Reproduce every line of the records below as a numbered list, skipping blank lines. Leave out the pictures.

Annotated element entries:
^^^^^^^^

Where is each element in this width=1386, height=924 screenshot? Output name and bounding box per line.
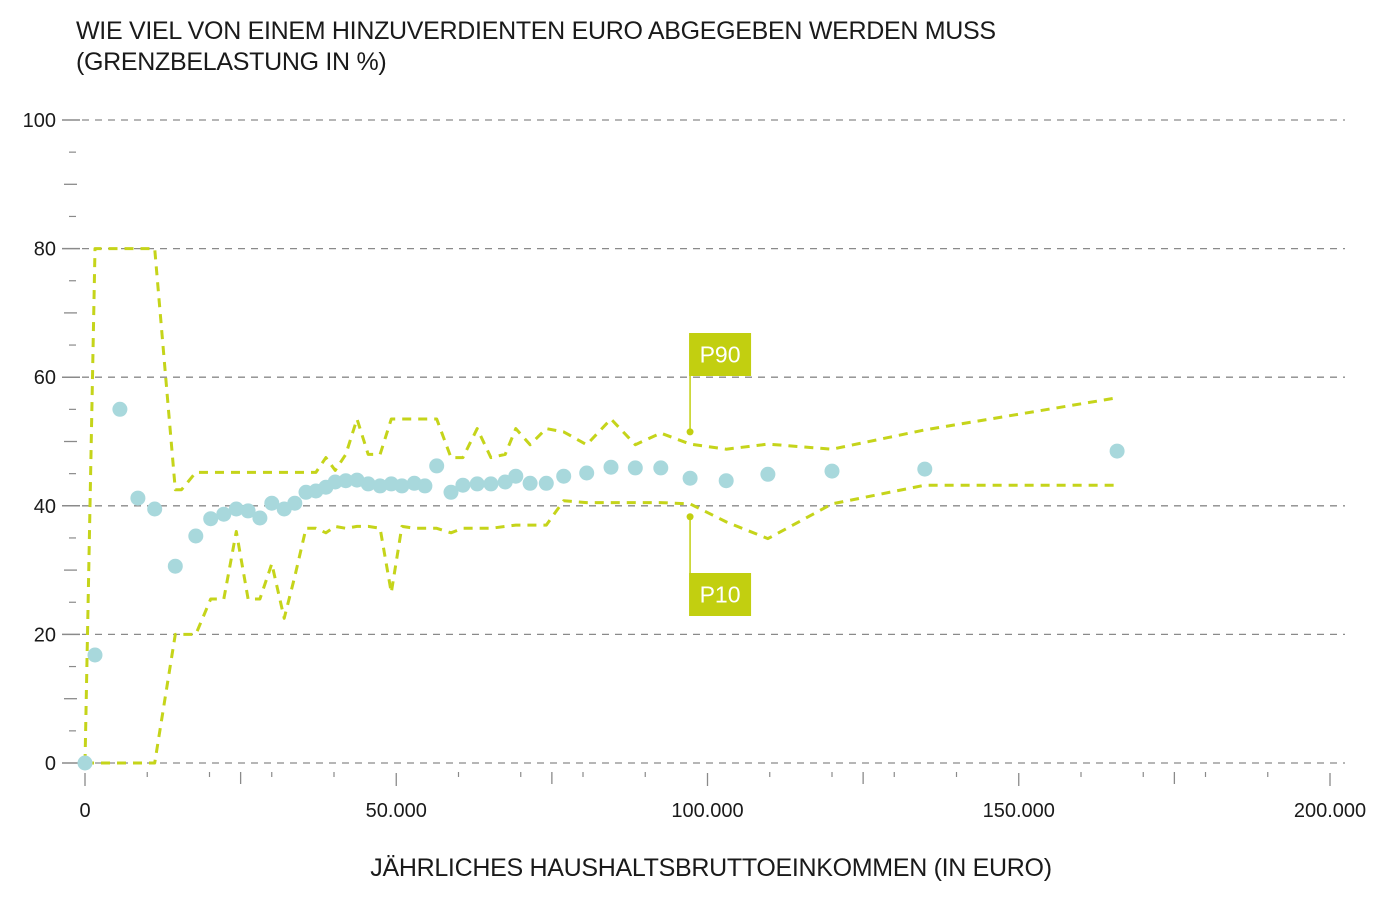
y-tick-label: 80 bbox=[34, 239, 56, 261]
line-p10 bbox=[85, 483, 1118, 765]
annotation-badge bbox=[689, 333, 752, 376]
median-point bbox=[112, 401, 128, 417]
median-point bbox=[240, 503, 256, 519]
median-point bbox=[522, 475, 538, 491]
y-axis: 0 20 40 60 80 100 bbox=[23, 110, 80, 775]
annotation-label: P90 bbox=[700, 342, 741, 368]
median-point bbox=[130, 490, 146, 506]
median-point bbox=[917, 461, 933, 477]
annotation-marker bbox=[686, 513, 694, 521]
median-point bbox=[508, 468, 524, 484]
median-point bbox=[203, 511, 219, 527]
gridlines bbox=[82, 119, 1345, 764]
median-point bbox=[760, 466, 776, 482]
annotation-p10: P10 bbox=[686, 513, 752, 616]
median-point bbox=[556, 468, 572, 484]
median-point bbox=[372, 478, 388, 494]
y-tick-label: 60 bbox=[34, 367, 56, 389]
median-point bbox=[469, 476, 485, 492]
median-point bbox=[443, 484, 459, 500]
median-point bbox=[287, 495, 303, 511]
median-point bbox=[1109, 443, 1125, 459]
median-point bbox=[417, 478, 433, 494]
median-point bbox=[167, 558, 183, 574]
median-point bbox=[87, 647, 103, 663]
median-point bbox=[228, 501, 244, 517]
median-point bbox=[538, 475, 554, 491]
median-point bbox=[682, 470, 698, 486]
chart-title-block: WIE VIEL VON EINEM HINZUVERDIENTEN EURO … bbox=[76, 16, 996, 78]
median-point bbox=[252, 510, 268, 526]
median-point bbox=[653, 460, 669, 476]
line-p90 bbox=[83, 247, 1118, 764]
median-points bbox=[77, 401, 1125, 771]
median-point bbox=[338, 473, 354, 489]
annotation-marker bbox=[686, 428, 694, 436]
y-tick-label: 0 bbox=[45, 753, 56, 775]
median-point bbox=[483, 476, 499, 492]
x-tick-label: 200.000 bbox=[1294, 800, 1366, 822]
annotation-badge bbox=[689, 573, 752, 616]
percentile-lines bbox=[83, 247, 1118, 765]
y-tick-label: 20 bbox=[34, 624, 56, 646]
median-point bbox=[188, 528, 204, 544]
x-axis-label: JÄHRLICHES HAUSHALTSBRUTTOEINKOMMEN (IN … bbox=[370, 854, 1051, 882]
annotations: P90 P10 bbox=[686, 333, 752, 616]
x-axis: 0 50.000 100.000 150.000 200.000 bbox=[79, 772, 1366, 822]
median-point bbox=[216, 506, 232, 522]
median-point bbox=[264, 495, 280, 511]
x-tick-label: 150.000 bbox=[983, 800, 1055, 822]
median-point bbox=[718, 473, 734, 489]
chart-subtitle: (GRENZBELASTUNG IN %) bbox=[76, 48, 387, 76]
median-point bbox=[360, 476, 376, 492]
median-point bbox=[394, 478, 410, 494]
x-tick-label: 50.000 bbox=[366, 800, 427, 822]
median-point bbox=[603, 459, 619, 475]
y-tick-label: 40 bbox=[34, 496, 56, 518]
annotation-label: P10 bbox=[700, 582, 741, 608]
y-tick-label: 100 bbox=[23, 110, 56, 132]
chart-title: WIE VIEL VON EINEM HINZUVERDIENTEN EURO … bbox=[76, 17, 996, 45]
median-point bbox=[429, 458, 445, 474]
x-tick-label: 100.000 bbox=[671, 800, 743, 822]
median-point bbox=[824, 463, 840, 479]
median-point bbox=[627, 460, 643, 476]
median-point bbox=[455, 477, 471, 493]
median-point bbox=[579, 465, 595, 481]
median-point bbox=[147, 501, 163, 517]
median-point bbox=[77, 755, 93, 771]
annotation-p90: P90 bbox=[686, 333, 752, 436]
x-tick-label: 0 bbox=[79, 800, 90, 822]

^^^^^^^^

## [WRITTEN SOLUTION]
1. Where is each element in this width=1386, height=924 screenshot? Output name and bounding box per line.
2. y-tick-label: 80 bbox=[34, 239, 56, 261]
3. line-p10 bbox=[85, 483, 1118, 765]
4. annotation-badge bbox=[689, 333, 752, 376]
5. median-point bbox=[112, 401, 128, 417]
6. median-point bbox=[240, 503, 256, 519]
7. median-point bbox=[522, 475, 538, 491]
8. y-axis: 0 20 40 60 80 100 bbox=[23, 110, 80, 775]
9. annotation-label: P90 bbox=[700, 342, 741, 368]
10. median-point bbox=[130, 490, 146, 506]
11. median-point bbox=[917, 461, 933, 477]
12. annotation-marker bbox=[686, 513, 694, 521]
13. median-point bbox=[508, 468, 524, 484]
14. median-point bbox=[203, 511, 219, 527]
15. gridlines bbox=[82, 119, 1345, 764]
16. median-point bbox=[760, 466, 776, 482]
17. annotation-p10: P10 bbox=[686, 513, 752, 616]
18. median-point bbox=[556, 468, 572, 484]
19. median-point bbox=[372, 478, 388, 494]
20. y-tick-label: 60 bbox=[34, 367, 56, 389]
21. median-point bbox=[469, 476, 485, 492]
22. median-point bbox=[443, 484, 459, 500]
23. median-point bbox=[287, 495, 303, 511]
24. median-point bbox=[1109, 443, 1125, 459]
25. median-point bbox=[417, 478, 433, 494]
26. median-point bbox=[167, 558, 183, 574]
27. median-point bbox=[87, 647, 103, 663]
28. median-point bbox=[228, 501, 244, 517]
29. median-point bbox=[538, 475, 554, 491]
30. median-point bbox=[682, 470, 698, 486]
31. chart-title-block: WIE VIEL VON EINEM HINZUVERDIENTEN EURO … bbox=[76, 16, 996, 78]
32. median-point bbox=[252, 510, 268, 526]
33. median-point bbox=[653, 460, 669, 476]
34. line-p90 bbox=[83, 247, 1118, 764]
35. median-points bbox=[77, 401, 1125, 771]
36. median-point bbox=[338, 473, 354, 489]
37. annotation-marker bbox=[686, 428, 694, 436]
38. y-tick-label: 0 bbox=[45, 753, 56, 775]
39. median-point bbox=[483, 476, 499, 492]
40. x-tick-label: 200.000 bbox=[1294, 800, 1366, 822]
41. annotation-badge bbox=[689, 573, 752, 616]
42. percentile-lines bbox=[83, 247, 1118, 765]
43. y-tick-label: 20 bbox=[34, 624, 56, 646]
44. median-point bbox=[188, 528, 204, 544]
45. x-axis-label: JÄHRLICHES HAUSHALTSBRUTTOEINKOMMEN (IN … bbox=[370, 854, 1051, 882]
46. annotations: P90 P10 bbox=[686, 333, 752, 616]
47. x-axis: 0 50.000 100.000 150.000 200.000 bbox=[79, 772, 1366, 822]
48. median-point bbox=[216, 506, 232, 522]
49. median-point bbox=[264, 495, 280, 511]
50. x-tick-label: 150.000 bbox=[983, 800, 1055, 822]
51. median-point bbox=[718, 473, 734, 489]
52. chart-subtitle: (GRENZBELASTUNG IN %) bbox=[76, 48, 387, 76]
53. median-point bbox=[360, 476, 376, 492]
54. median-point bbox=[394, 478, 410, 494]
55. x-tick-label: 50.000 bbox=[366, 800, 427, 822]
56. median-point bbox=[603, 459, 619, 475]
57. y-tick-label: 40 bbox=[34, 496, 56, 518]
58. annotation-label: P10 bbox=[700, 582, 741, 608]
59. y-tick-label: 100 bbox=[23, 110, 56, 132]
60. chart-title: WIE VIEL VON EINEM HINZUVERDIENTEN EURO … bbox=[76, 17, 996, 45]
61. median-point bbox=[429, 458, 445, 474]
62. x-tick-label: 100.000 bbox=[671, 800, 743, 822]
63. median-point bbox=[824, 463, 840, 479]
64. median-point bbox=[627, 460, 643, 476]
65. median-point bbox=[455, 477, 471, 493]
66. median-point bbox=[579, 465, 595, 481]
67. median-point bbox=[147, 501, 163, 517]
68. median-point bbox=[77, 755, 93, 771]
69. annotation-p90: P90 bbox=[686, 333, 752, 436]
70. x-tick-label: 0 bbox=[79, 800, 90, 822]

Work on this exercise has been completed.